* _AIM OF THE EXERCISE_: For the entries that follow, tally the lines holding the string "ratio". Give the total and nothing else.

* _Recorded data_:
****************

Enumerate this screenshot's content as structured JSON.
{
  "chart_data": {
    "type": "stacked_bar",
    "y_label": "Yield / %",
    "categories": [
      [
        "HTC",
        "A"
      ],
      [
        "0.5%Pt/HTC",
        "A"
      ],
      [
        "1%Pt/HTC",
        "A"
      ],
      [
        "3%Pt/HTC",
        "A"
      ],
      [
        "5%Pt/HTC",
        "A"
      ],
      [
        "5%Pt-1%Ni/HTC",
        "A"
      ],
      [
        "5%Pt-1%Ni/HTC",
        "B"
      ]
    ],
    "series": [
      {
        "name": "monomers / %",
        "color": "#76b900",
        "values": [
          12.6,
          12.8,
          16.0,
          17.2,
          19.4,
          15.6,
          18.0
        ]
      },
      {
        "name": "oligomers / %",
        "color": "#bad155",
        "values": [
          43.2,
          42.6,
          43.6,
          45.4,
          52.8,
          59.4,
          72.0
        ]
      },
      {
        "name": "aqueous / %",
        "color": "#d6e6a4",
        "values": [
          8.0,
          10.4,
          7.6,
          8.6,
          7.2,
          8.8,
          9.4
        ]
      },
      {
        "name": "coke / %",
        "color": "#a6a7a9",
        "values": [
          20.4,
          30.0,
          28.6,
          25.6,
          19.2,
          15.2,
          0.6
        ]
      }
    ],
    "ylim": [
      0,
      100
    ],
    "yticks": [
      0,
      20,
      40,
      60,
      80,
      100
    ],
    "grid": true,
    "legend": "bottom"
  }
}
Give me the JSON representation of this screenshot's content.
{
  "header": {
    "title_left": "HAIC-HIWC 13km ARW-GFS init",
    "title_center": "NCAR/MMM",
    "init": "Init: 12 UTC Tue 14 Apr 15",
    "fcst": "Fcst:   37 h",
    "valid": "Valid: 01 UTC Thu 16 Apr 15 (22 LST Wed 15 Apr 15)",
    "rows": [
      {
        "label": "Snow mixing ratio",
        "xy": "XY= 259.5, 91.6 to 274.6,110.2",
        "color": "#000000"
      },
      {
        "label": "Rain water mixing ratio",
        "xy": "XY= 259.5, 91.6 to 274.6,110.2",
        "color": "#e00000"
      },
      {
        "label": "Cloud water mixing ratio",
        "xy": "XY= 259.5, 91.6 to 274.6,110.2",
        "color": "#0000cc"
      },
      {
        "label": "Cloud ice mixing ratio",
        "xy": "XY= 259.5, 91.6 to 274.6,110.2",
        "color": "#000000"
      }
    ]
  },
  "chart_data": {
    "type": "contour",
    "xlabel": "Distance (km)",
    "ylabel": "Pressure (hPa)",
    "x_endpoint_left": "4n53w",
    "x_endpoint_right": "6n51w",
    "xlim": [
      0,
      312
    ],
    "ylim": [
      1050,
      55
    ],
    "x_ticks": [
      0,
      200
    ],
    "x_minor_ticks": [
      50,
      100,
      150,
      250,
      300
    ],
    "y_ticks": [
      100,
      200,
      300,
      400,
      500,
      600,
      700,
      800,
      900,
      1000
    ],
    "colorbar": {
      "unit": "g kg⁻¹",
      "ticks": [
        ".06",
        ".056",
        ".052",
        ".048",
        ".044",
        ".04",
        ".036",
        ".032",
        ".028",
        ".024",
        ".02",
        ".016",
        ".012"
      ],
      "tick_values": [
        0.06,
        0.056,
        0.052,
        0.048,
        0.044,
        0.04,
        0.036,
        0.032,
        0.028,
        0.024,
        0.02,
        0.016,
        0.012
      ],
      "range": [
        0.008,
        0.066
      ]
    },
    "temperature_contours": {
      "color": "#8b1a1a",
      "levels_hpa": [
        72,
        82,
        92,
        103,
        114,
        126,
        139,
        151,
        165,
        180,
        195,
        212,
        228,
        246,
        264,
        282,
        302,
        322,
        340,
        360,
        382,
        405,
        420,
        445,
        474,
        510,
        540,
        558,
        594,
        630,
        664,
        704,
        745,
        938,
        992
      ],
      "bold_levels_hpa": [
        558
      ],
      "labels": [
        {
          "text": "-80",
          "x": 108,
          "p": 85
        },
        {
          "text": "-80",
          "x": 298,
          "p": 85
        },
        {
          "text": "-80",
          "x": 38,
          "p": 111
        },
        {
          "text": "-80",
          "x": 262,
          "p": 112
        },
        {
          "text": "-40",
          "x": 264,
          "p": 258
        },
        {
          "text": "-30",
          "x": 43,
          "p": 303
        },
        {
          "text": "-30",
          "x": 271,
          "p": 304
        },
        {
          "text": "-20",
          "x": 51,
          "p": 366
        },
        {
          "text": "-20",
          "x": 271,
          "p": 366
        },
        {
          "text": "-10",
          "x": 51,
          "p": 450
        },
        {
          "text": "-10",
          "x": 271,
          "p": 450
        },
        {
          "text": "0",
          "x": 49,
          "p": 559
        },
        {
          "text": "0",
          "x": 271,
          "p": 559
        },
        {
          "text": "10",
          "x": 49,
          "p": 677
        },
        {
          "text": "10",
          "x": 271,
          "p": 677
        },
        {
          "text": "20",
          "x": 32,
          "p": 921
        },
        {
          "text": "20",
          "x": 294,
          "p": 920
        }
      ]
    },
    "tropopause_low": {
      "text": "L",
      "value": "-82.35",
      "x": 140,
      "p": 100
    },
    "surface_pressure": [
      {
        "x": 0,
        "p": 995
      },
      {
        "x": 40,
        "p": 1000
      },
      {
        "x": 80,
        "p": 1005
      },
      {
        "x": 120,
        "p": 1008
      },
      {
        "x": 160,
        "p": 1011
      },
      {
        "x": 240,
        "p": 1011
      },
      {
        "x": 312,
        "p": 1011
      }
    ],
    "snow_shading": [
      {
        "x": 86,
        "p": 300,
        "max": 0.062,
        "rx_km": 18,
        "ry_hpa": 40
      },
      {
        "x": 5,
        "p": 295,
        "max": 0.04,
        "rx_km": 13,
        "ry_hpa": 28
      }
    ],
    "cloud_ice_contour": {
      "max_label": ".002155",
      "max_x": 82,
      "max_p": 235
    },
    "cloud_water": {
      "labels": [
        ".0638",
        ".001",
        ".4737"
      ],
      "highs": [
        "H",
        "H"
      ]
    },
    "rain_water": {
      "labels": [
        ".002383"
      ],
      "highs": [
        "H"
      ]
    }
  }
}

****************

* _RESPONSE TO THIS EXERCISE_: 4